• **SUPPLIED DATA**
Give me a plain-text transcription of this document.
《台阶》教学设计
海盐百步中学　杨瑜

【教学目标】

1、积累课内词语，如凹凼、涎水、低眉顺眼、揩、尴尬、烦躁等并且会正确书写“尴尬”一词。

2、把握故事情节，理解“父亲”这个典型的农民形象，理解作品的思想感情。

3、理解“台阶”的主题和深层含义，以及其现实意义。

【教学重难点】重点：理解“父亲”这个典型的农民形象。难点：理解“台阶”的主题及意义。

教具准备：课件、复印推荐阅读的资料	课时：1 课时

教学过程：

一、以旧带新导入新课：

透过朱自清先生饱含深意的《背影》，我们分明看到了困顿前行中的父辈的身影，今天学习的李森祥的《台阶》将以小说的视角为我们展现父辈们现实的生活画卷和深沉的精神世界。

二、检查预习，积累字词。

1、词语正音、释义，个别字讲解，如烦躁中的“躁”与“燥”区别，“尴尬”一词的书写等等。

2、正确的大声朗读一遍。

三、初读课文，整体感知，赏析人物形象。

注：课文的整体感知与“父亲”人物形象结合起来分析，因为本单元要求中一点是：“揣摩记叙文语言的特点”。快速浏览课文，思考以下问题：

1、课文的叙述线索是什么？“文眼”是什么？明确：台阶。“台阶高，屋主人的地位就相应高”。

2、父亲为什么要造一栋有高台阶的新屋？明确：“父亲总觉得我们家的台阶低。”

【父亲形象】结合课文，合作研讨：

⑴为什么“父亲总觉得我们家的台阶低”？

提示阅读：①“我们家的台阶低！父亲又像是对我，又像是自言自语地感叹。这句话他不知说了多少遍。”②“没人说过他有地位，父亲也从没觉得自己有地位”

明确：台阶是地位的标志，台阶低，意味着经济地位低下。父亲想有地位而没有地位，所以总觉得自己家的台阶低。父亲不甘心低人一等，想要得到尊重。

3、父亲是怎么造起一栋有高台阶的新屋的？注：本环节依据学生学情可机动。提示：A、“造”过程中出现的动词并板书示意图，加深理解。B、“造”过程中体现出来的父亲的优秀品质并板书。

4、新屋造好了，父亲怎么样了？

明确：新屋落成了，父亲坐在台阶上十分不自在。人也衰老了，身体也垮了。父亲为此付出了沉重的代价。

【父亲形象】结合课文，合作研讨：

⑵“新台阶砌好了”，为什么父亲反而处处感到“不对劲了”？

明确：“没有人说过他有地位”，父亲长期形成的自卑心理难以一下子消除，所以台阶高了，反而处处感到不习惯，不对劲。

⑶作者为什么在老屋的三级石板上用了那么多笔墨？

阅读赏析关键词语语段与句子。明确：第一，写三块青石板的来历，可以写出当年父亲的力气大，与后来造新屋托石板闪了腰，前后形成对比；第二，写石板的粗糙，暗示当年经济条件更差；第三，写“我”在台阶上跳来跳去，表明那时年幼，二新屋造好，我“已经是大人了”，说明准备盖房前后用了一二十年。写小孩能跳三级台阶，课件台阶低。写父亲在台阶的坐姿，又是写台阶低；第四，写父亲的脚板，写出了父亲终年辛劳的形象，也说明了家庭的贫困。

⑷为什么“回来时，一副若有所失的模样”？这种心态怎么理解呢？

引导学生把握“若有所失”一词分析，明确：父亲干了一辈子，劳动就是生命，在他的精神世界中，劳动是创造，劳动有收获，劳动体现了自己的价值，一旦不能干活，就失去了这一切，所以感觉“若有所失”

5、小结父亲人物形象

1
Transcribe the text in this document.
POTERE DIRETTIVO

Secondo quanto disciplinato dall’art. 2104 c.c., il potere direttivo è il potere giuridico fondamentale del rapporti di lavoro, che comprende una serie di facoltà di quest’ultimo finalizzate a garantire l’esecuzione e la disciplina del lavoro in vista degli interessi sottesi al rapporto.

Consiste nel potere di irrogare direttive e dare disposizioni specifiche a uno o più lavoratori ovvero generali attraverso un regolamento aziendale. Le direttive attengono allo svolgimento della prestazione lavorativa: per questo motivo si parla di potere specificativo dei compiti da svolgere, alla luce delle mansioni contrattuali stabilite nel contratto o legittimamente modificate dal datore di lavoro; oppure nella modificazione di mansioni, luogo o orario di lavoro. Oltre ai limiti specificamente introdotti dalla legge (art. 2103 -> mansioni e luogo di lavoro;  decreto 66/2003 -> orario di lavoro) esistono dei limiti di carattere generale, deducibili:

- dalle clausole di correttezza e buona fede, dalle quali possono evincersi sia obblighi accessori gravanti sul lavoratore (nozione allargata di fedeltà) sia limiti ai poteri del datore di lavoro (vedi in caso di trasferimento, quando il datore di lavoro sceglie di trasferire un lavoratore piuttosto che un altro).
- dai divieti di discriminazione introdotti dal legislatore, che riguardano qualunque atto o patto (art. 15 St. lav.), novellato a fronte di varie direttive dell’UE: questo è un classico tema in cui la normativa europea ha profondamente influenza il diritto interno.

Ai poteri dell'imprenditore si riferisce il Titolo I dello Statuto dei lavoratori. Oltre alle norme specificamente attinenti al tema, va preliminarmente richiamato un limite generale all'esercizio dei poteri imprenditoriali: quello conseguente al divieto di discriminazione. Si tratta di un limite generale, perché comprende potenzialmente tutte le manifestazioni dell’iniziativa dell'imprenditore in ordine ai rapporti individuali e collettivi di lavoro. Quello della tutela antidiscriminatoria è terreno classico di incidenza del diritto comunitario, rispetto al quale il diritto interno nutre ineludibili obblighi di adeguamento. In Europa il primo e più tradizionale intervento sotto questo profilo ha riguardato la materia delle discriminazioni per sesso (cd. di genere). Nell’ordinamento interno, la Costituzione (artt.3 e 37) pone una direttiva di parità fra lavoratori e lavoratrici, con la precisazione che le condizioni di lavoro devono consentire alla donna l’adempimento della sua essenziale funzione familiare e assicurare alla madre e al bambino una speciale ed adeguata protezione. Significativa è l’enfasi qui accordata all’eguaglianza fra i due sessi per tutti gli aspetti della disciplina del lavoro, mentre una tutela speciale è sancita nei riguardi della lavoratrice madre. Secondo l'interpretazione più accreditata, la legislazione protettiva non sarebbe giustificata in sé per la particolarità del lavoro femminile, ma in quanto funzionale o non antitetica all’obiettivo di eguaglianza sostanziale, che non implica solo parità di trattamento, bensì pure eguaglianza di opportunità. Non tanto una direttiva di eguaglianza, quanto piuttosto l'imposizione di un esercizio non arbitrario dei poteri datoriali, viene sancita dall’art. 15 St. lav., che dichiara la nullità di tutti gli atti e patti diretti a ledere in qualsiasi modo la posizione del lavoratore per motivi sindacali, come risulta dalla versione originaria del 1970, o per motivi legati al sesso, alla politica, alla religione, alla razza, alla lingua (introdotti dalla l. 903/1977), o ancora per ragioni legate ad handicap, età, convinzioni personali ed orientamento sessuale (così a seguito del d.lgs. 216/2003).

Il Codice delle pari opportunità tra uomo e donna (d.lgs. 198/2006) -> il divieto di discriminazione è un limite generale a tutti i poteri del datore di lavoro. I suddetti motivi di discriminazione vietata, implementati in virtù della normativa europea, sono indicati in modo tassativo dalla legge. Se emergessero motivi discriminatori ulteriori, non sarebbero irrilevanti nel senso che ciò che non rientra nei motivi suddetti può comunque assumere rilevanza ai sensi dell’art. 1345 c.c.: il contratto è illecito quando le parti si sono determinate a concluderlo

• **AIM**
Where a line of the data holds "text", show that line.

• **COMPLETE RESPONSE**
Give me a plain-text transcription of this document.
Transcribe the text in this document.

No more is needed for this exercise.